**WHAT TO DO:** Tally the lines that include "data". Output the number only.

-- Begin --

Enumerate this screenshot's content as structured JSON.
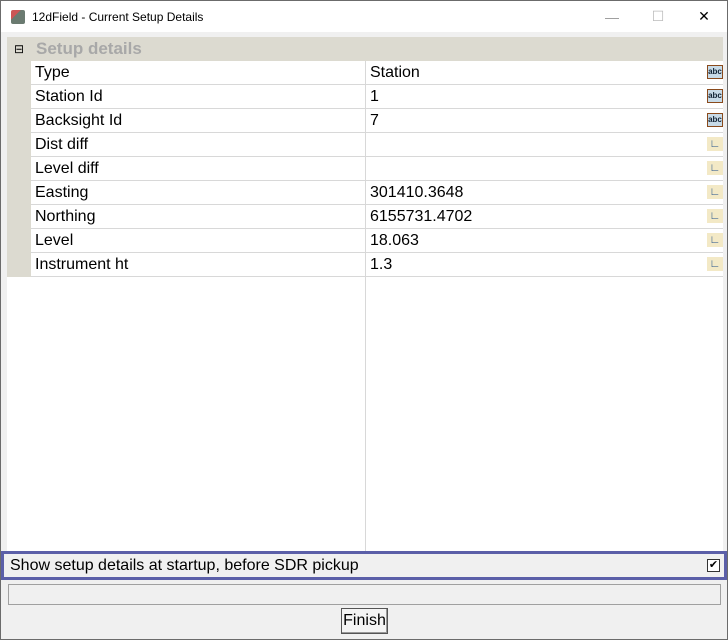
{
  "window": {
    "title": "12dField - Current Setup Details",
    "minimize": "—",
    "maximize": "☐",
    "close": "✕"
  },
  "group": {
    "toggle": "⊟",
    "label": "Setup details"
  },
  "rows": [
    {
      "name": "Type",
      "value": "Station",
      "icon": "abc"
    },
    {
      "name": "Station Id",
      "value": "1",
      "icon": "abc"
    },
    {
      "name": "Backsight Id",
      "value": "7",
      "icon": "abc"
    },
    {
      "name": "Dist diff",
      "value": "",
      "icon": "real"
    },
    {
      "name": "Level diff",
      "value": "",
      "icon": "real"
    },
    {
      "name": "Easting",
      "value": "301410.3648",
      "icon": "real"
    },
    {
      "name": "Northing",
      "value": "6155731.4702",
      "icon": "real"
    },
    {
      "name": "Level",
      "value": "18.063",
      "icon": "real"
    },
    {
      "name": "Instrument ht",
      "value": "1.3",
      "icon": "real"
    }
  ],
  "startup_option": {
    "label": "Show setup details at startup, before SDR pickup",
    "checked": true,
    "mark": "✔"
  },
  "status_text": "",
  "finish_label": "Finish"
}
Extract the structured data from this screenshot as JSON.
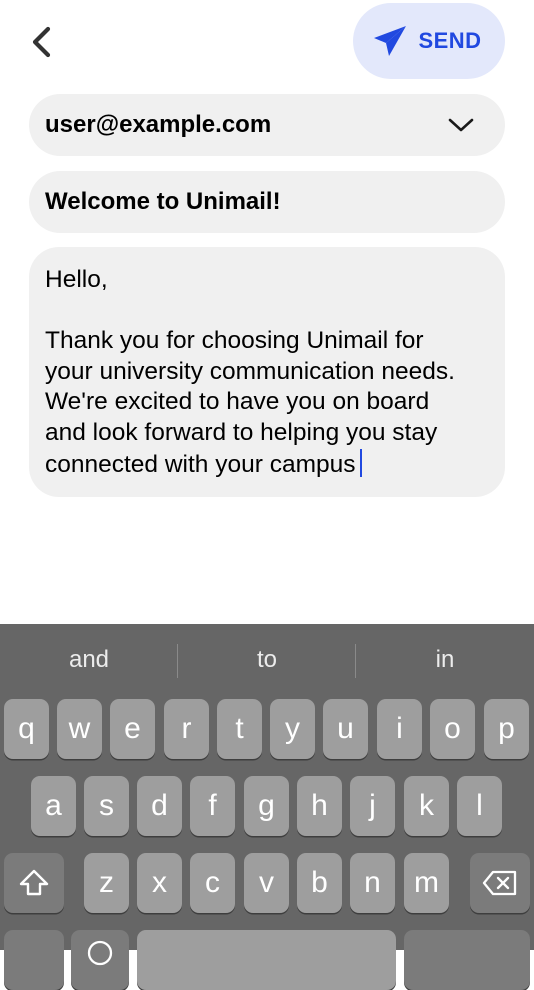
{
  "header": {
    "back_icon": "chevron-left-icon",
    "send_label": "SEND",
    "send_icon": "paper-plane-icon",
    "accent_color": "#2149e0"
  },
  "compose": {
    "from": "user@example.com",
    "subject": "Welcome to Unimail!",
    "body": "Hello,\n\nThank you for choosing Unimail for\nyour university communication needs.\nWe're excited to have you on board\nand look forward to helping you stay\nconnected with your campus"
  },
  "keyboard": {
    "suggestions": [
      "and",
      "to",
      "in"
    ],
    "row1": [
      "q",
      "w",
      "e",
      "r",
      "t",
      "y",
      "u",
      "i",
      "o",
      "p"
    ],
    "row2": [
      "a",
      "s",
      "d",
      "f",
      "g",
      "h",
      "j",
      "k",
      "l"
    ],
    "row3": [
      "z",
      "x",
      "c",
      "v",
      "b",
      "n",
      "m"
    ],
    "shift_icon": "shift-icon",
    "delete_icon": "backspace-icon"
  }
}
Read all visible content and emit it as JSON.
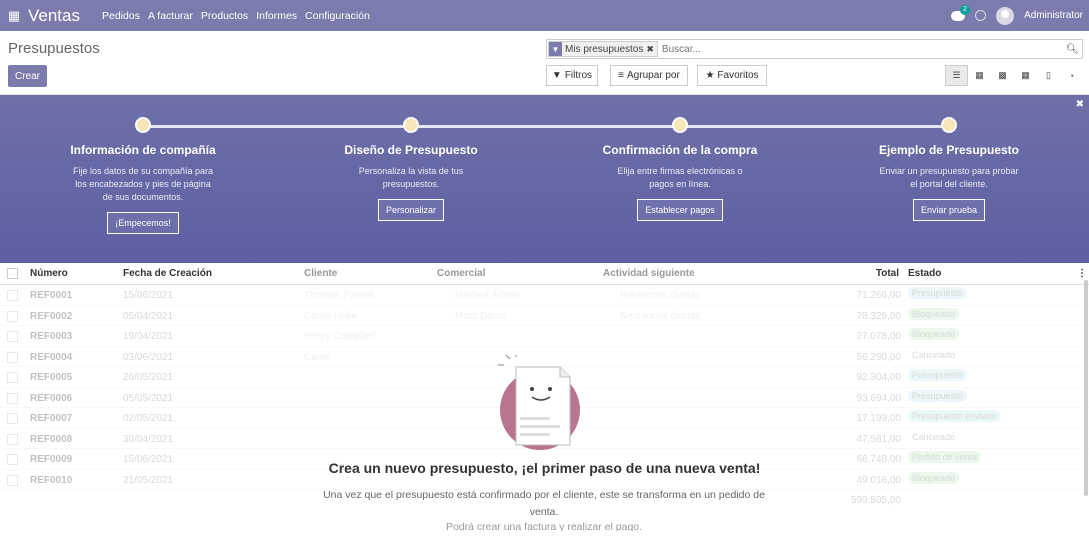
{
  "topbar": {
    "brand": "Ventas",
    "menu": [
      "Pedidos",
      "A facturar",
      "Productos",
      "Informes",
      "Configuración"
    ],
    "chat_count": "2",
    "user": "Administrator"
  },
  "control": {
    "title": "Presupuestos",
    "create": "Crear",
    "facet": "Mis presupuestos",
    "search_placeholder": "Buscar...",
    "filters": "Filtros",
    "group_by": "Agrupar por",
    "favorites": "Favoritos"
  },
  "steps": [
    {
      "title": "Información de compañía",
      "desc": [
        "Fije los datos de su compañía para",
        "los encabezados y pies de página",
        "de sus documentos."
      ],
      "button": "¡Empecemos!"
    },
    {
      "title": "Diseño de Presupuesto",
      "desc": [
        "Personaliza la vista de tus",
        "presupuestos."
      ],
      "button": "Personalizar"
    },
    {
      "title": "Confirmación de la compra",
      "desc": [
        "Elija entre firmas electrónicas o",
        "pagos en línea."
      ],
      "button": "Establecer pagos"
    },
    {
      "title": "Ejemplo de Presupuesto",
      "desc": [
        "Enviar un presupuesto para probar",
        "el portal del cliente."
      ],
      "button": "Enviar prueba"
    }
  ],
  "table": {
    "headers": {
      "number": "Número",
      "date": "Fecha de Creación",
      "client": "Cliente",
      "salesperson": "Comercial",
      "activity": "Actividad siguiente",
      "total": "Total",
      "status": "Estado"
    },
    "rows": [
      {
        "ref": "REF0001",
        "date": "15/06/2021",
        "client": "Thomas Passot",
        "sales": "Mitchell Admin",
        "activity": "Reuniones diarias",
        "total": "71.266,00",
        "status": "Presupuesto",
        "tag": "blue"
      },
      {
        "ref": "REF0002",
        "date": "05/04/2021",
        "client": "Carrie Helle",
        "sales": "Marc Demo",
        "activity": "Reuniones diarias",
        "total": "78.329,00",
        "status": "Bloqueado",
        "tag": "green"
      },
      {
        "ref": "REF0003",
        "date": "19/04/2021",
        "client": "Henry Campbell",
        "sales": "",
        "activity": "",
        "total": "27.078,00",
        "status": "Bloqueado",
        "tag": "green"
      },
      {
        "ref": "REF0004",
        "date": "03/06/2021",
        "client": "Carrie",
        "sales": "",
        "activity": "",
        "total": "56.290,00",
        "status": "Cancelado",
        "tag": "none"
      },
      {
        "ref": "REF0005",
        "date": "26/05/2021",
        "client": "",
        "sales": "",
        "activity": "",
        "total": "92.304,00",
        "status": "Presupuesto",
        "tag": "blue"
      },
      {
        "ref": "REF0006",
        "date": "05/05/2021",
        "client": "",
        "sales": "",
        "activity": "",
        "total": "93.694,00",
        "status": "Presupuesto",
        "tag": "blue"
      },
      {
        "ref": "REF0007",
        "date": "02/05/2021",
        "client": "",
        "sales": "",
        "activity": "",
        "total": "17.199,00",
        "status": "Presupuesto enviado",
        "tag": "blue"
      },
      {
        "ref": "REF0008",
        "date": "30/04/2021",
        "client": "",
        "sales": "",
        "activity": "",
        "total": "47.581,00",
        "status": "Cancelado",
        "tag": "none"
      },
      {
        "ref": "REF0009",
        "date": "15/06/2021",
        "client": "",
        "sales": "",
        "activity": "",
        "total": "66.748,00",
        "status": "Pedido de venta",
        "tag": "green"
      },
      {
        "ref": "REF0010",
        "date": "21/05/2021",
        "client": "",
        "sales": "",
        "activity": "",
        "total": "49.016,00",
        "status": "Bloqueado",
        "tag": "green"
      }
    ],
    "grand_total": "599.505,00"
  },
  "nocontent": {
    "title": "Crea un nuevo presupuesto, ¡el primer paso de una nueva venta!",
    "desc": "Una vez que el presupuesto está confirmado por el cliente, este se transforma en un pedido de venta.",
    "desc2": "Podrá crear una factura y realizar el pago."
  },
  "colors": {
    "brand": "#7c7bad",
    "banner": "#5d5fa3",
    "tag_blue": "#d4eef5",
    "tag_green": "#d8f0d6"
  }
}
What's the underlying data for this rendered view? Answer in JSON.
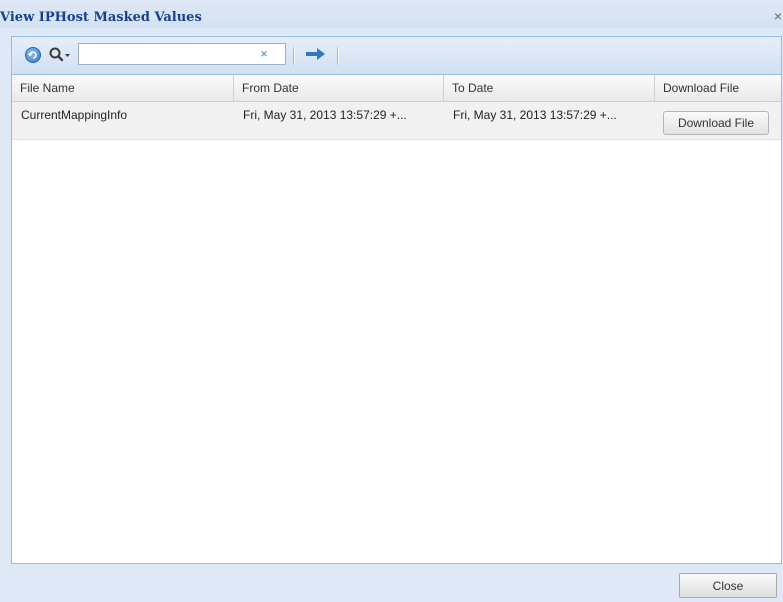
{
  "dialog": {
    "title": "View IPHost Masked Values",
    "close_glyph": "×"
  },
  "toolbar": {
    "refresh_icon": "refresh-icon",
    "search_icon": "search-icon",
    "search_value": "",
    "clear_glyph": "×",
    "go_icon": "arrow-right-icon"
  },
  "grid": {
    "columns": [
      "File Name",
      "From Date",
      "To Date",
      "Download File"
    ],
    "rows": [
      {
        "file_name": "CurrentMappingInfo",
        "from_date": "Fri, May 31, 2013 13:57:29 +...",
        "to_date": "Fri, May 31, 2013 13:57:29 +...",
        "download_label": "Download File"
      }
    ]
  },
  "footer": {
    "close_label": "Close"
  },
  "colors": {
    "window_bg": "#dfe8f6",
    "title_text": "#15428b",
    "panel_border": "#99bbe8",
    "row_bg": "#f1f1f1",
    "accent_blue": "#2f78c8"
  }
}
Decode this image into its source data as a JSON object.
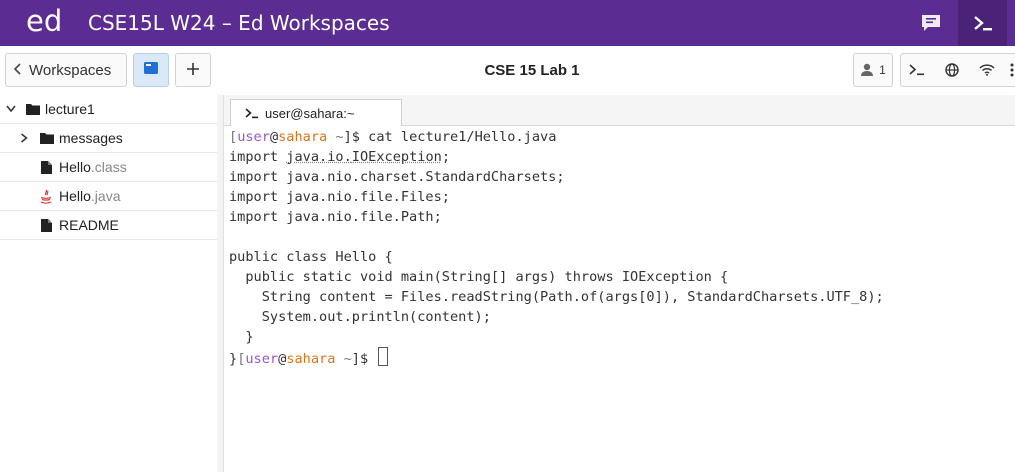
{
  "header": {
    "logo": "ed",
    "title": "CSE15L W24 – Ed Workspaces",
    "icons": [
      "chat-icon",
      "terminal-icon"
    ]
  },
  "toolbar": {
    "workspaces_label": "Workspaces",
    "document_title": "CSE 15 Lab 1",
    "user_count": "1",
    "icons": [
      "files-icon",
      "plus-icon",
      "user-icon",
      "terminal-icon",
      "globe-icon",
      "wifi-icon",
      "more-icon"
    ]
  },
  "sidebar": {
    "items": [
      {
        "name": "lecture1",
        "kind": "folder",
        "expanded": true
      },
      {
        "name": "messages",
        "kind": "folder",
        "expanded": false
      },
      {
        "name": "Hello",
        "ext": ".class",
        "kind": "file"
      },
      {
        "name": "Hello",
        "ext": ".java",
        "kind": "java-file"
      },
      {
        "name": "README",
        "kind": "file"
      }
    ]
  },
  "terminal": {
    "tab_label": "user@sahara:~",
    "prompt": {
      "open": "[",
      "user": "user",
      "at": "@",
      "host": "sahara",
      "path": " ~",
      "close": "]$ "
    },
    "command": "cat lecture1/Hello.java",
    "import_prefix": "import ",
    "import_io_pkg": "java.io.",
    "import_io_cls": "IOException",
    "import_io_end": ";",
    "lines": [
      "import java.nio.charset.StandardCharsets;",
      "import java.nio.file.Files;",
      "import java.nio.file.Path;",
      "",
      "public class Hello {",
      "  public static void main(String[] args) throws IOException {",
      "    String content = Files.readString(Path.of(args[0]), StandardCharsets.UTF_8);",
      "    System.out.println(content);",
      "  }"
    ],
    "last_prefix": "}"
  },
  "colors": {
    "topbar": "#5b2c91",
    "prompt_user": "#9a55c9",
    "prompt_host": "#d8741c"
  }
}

-- End --

**ANSWER TO THE EXERCISE:** 3